= INSTRUCTIONS TO FOLLOW =
Below are the records; pull every line that includes "联系电话".

= INFORMATION SUPPLIED =
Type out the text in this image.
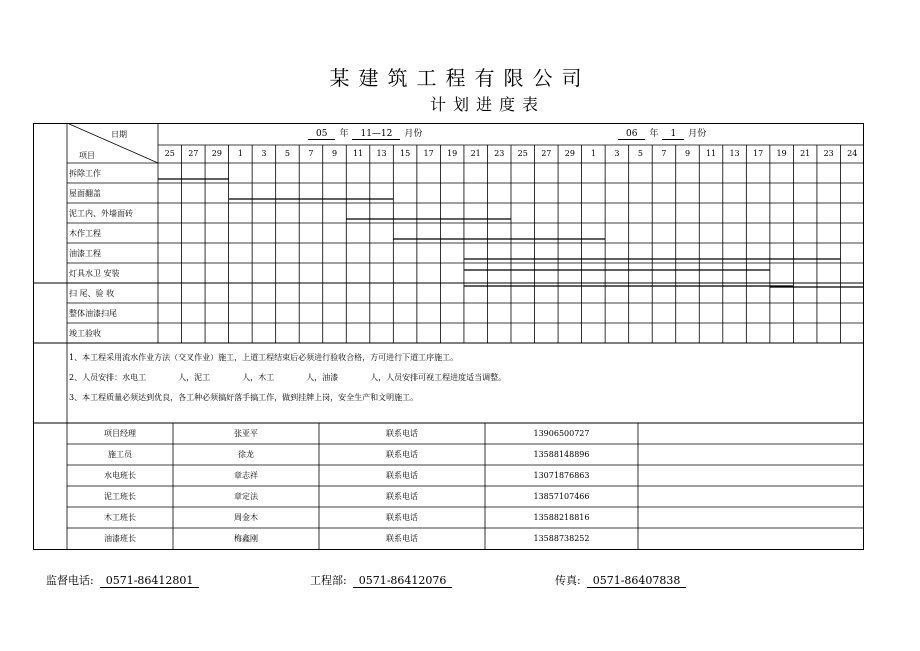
某建筑工程有限公司
计划进度表
日期
项目
05 年 11—12 月份	06 年 1 月份
25	27	29	1	3	5	7	9	11	13	15	17	19	21	23	25	27	29	1	3	5	7	9	11	13	17	19	21	23	24
拆除工作
屋面翻盖
泥工内、外墙面砖
木作工程
油漆工程
灯具水卫 安装
扫 尾、验 收
整体油漆扫尾
竣工验收
1、本工程采用流水作业方法（交叉作业）施工，上道工程结束后必须进行验收合格，方可进行下道工序施工。
2、人员安排：水电工　　　　人，泥工　　　　人，木工　　　　人，油漆　　　　人，人员安排可视工程进度适当调整。
3、本工程质量必须达到优良，各工种必须搞好落手搞工作，做到挂牌上岗，安全生产和文明施工。
项目经理	张亚平	联系电话	13906500727
施工员	徐龙	联系电话	13588148896
水电班长	章志祥	联系电话	13071876863
泥工班长	章定法	联系电话	13857107466
木工班长	周金木	联系电话	13588218816
油漆班长	梅鑫刚	联系电话	13588738252
监督电话: 0571-86412801	工程部: 0571-86412076	传真: 0571-86407838
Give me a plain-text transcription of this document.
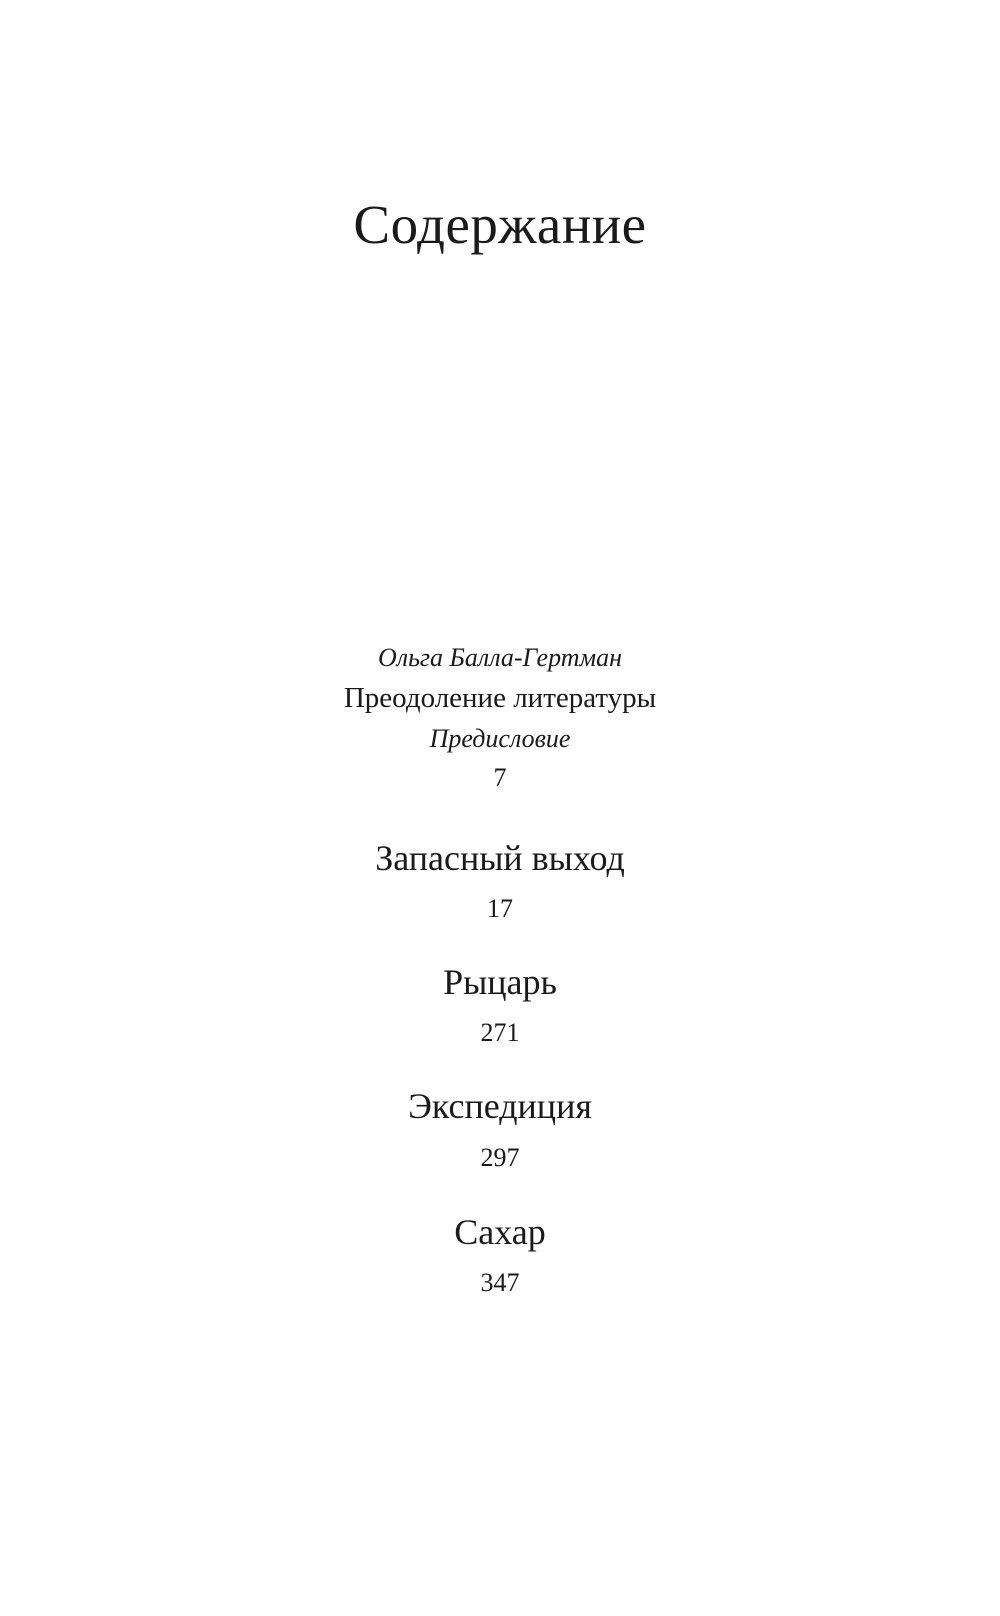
Содержание
Ольга Балла-Гертман
Преодоление литературы
Предисловие
7
Запасный выход
17
Рыцарь
271
Экспедиция
297
Сахар
347
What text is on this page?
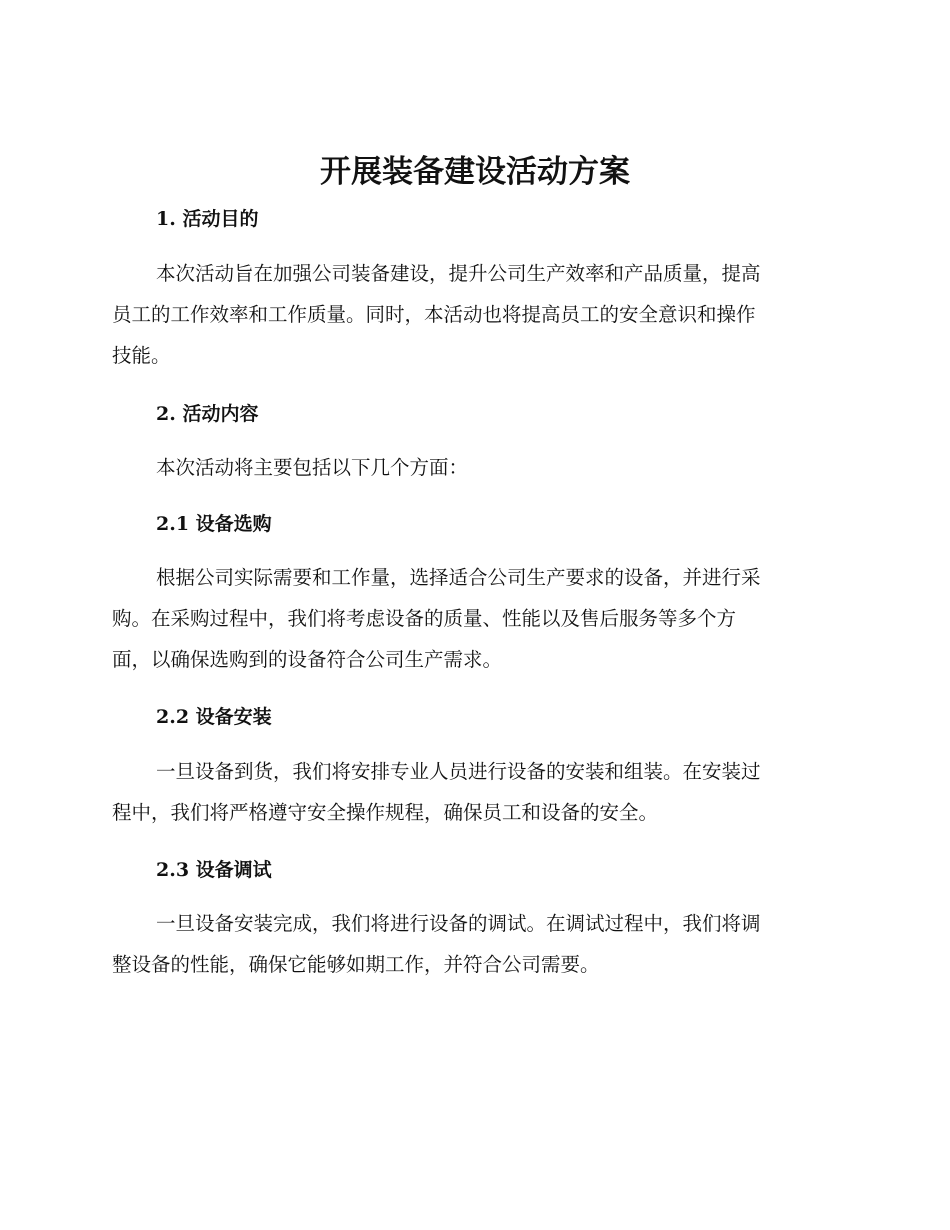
开展装备建设活动方案
1. 活动目的
本次活动旨在加强公司装备建设，提升公司生产效率和产品质量，提高
员工的工作效率和工作质量。同时，本活动也将提高员工的安全意识和操作
技能。
2. 活动内容
本次活动将主要包括以下几个方面：
2.1 设备选购
根据公司实际需要和工作量，选择适合公司生产要求的设备，并进行采
购。在采购过程中，我们将考虑设备的质量、性能以及售后服务等多个方
面，以确保选购到的设备符合公司生产需求。
2.2 设备安装
一旦设备到货，我们将安排专业人员进行设备的安装和组装。在安装过
程中，我们将严格遵守安全操作规程，确保员工和设备的安全。
2.3 设备调试
一旦设备安装完成，我们将进行设备的调试。在调试过程中，我们将调
整设备的性能，确保它能够如期工作，并符合公司需要。
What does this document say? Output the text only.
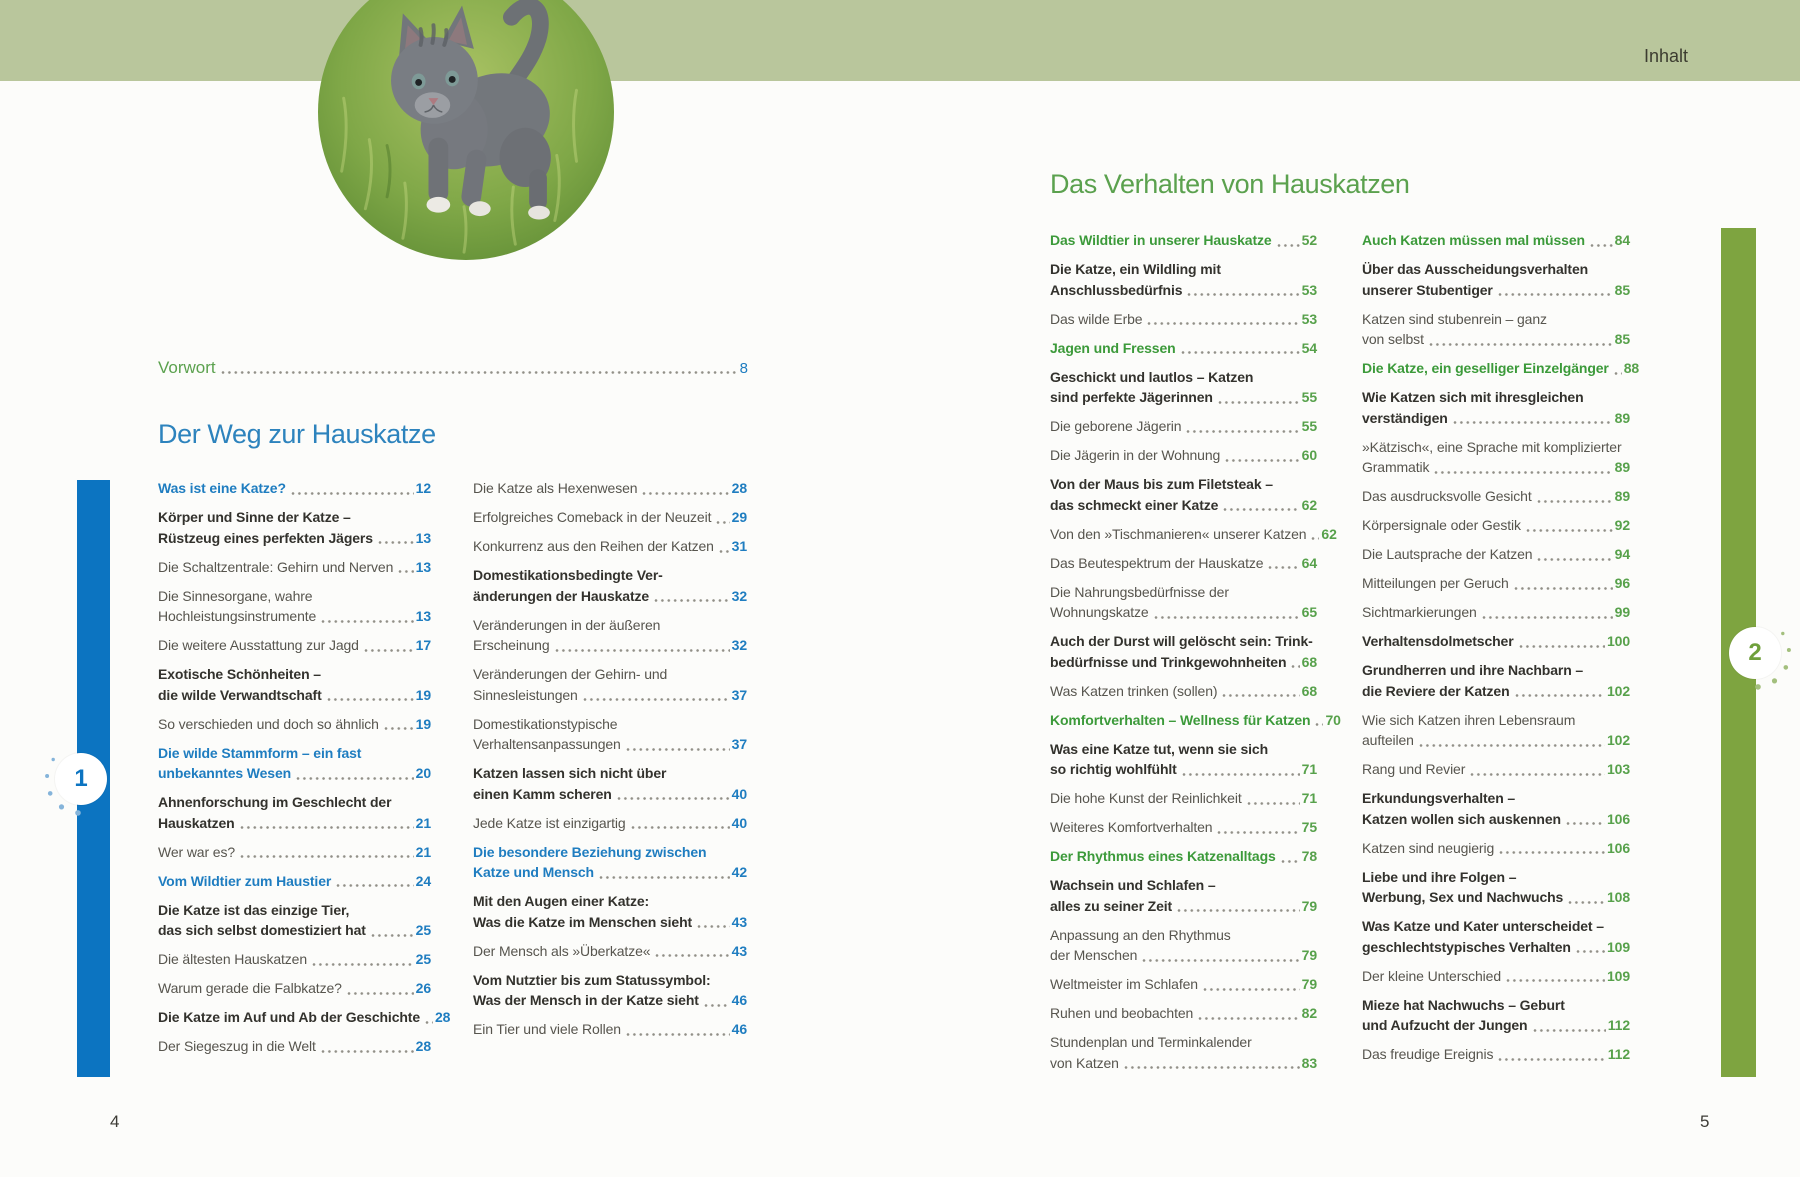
Inhalt
Vorwort	8
Der Weg zur Hauskatze
Was ist eine Katze?	12
Körper und Sinne der Katze –
Rüstzeug eines perfekten Jägers	13
Die Schaltzentrale: Gehirn und Nerven 13
Die Sinnesorgane, wahre
Hochleistungsinstrumente	13
Die weitere Ausstattung zur Jagd	17
Exotische Schönheiten –
die wilde Verwandtschaft	19
So verschieden und doch so ähnlich	19
Die wilde Stammform – ein fast
unbekanntes Wesen	20
Ahnenforschung im Geschlecht der
Hauskatzen	21
Wer war es?	21
Vom Wildtier zum Haustier	24
Die Katze ist das einzige Tier,
das sich selbst domestiziert hat	25
Die ältesten Hauskatzen	25
Warum gerade die Falbkatze?	26
Die Katze im Auf und Ab der Geschichte 28
Der Siegeszug in die Welt	28
Die Katze als Hexenwesen	28
Erfolgreiches Comeback in der Neuzeit 29
Konkurrenz aus den Reihen der Katzen 31
Domestikationsbedingte Ver-
änderungen der Hauskatze	32
Veränderungen in der äußeren
Erscheinung	32
Veränderungen der Gehirn- und
Sinnesleistungen	37
Domestikationstypische
Verhaltensanpassungen	37
Katzen lassen sich nicht über
einen Kamm scheren	40
Jede Katze ist einzigartig	40
Die besondere Beziehung zwischen
Katze und Mensch	42
Mit den Augen einer Katze:
Was die Katze im Menschen sieht	43
Der Mensch als »Überkatze«	43
Vom Nutztier bis zum Statussymbol:
Was der Mensch in der Katze sieht 46
Ein Tier und viele Rollen	46
1
4
Das Verhalten von Hauskatzen
Das Wildtier in unserer Hauskatze 52
Die Katze, ein Wildling mit
Anschlussbedürfnis	53
Das wilde Erbe	53
Jagen und Fressen	54
Geschickt und lautlos – Katzen
sind perfekte Jägerinnen	55
Die geborene Jägerin	55
Die Jägerin in der Wohnung	60
Von der Maus bis zum Filetsteak –
das schmeckt einer Katze	62
Von den »Tischmanieren« unserer Katzen 62
Das Beutespektrum der Hauskatze	64
Die Nahrungsbedürfnisse der
Wohnungskatze	65
Auch der Durst will gelöscht sein: Trink-
bedürfnisse und Trinkgewohnheiten 68
Was Katzen trinken (sollen)	68
Komfortverhalten – Wellness für Katzen 70
Was eine Katze tut, wenn sie sich
so richtig wohlfühlt	71
Die hohe Kunst der Reinlichkeit	71
Weiteres Komfortverhalten	75
Der Rhythmus eines Katzenalltags 78
Wachsein und Schlafen –
alles zu seiner Zeit	79
Anpassung an den Rhythmus
der Menschen	79
Weltmeister im Schlafen	79
Ruhen und beobachten	82
Stundenplan und Terminkalender
von Katzen	83
Auch Katzen müssen mal müssen 84
Über das Ausscheidungsverhalten
unserer Stubentiger	85
Katzen sind stubenrein – ganz
von selbst	85
Die Katze, ein geselliger Einzelgänger 88
Wie Katzen sich mit ihresgleichen
verständigen	89
»Kätzisch«, eine Sprache mit komplizierter
Grammatik	89
Das ausdrucksvolle Gesicht	89
Körpersignale oder Gestik	92
Die Lautsprache der Katzen	94
Mitteilungen per Geruch	96
Sichtmarkierungen	99
Verhaltensdolmetscher	100
Grundherren und ihre Nachbarn –
die Reviere der Katzen	102
Wie sich Katzen ihren Lebensraum
aufteilen	102
Rang und Revier	103
Erkundungsverhalten –
Katzen wollen sich auskennen	106
Katzen sind neugierig	106
Liebe und ihre Folgen –
Werbung, Sex und Nachwuchs	108
Was Katze und Kater unterscheidet –
geschlechtstypisches Verhalten	109
Der kleine Unterschied	109
Mieze hat Nachwuchs – Geburt
und Aufzucht der Jungen	112
Das freudige Ereignis	112
2
5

= OUTPUT =
项目经理	张亚平	联系电话	13906500727
施工员	徐龙	联系电话	13588148896
水电班长	章志祥	联系电话	13071876863
泥工班长	章定法	联系电话	13857107466
木工班长	周金木	联系电话	13588218816
油漆班长	梅鑫刚	联系电话	13588738252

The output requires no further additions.